Task to complete –
Would you pull out every line of the material that contains the string "chevron"?

================

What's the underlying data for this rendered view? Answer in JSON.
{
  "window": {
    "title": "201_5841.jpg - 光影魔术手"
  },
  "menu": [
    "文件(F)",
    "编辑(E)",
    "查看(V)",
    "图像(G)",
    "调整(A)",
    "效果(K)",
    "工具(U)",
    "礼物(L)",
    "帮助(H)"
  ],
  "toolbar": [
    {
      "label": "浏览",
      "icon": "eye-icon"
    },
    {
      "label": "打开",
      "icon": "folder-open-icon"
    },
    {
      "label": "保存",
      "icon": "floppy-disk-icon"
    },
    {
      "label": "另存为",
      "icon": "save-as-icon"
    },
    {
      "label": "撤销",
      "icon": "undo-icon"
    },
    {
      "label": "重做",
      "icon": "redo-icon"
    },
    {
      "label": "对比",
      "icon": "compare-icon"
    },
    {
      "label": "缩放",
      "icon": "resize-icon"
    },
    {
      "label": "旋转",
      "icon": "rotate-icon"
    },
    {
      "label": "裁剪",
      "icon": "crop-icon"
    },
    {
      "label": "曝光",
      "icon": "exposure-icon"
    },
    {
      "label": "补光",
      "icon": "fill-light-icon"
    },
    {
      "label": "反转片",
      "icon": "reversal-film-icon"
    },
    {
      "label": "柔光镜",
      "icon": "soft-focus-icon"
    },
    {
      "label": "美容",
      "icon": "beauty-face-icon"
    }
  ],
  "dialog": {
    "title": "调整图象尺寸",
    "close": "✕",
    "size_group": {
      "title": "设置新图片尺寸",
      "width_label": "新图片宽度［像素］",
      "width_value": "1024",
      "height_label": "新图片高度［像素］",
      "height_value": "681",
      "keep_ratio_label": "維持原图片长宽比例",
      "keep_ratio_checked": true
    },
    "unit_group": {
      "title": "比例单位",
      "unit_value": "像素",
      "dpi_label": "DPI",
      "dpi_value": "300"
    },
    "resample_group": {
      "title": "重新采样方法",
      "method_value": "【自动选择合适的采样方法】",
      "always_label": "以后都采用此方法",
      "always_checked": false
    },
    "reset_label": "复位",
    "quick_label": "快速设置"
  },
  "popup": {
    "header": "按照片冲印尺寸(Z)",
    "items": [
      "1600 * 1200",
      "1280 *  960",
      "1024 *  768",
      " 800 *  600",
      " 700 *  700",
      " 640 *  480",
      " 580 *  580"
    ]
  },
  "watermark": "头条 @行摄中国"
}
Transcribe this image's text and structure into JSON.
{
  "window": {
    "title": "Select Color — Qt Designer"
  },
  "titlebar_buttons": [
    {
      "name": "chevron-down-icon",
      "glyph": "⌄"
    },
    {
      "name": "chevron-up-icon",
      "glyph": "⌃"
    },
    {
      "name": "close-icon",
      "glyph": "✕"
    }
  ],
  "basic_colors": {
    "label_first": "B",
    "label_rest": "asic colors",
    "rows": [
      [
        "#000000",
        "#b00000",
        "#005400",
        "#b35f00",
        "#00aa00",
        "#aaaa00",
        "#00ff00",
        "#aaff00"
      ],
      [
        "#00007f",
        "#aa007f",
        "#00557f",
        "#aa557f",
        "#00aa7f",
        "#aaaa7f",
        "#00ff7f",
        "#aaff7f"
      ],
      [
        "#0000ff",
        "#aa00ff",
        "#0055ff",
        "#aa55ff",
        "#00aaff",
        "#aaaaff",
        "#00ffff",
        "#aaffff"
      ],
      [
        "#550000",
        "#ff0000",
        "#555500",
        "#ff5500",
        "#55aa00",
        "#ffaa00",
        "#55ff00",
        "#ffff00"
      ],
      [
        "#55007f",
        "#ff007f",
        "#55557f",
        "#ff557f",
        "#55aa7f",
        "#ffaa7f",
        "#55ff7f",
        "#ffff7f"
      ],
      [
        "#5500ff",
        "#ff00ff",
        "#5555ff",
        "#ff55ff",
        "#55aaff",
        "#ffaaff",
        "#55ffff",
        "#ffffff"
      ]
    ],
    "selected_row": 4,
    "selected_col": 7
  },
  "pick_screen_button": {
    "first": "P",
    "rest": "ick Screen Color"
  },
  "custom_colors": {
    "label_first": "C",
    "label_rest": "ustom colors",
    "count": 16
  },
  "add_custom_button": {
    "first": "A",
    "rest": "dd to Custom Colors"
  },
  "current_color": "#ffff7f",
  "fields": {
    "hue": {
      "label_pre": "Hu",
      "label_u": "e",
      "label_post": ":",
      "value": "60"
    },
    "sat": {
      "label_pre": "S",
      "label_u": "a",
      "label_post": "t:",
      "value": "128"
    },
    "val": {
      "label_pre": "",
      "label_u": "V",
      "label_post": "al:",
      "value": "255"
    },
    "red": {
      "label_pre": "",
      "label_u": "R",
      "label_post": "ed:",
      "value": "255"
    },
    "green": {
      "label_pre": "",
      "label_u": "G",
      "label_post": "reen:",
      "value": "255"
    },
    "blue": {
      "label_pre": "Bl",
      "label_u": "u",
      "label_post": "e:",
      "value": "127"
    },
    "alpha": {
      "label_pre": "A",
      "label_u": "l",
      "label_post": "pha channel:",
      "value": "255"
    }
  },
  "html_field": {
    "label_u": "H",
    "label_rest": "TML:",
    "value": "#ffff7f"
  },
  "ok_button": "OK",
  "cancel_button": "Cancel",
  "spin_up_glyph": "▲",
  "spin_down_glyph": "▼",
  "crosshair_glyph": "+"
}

================

Complete output –
      "name": "chevron-down-icon",
      "name": "chevron-up-icon",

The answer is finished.